**Records**.
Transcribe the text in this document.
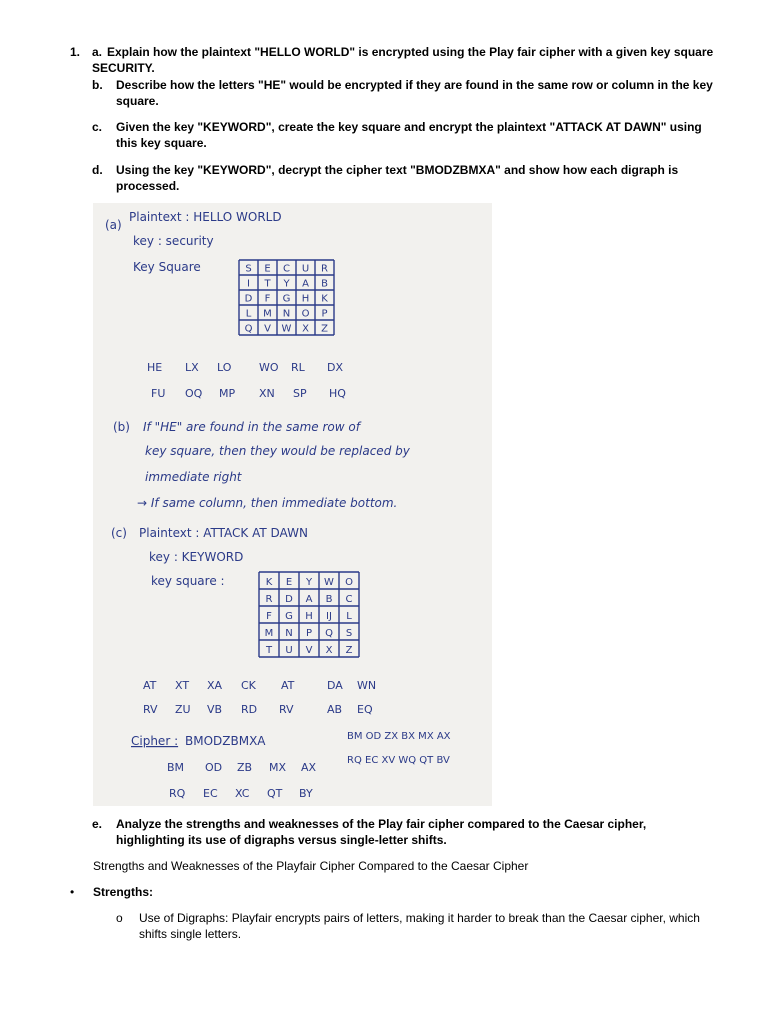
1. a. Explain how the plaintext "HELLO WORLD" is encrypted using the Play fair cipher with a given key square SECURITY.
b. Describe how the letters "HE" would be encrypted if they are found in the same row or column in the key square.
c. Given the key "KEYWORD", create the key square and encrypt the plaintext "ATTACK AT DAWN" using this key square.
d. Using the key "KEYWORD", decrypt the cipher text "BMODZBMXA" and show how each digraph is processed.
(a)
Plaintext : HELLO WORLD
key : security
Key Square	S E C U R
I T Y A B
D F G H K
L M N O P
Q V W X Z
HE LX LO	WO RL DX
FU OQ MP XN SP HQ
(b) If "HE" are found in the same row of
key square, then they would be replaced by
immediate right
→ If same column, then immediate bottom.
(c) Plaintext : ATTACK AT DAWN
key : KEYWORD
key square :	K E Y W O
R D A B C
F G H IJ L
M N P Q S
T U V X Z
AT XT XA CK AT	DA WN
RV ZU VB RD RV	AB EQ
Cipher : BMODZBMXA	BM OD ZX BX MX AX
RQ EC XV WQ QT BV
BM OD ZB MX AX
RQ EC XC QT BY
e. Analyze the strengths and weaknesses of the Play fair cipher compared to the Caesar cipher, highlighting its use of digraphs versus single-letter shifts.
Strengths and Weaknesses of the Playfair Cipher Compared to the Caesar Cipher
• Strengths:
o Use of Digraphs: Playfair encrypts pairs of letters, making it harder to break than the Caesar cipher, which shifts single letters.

**Exercise goal**. Go through the records and gather the lines that hold "single".

**Expected answer**.
e. Analyze the strengths and weaknesses of the Play fair cipher compared to the Caesar cipher, highlighting its use of digraphs versus single-letter shifts.
o Use of Digraphs: Playfair encrypts pairs of letters, making it harder to break than the Caesar cipher, which shifts single letters.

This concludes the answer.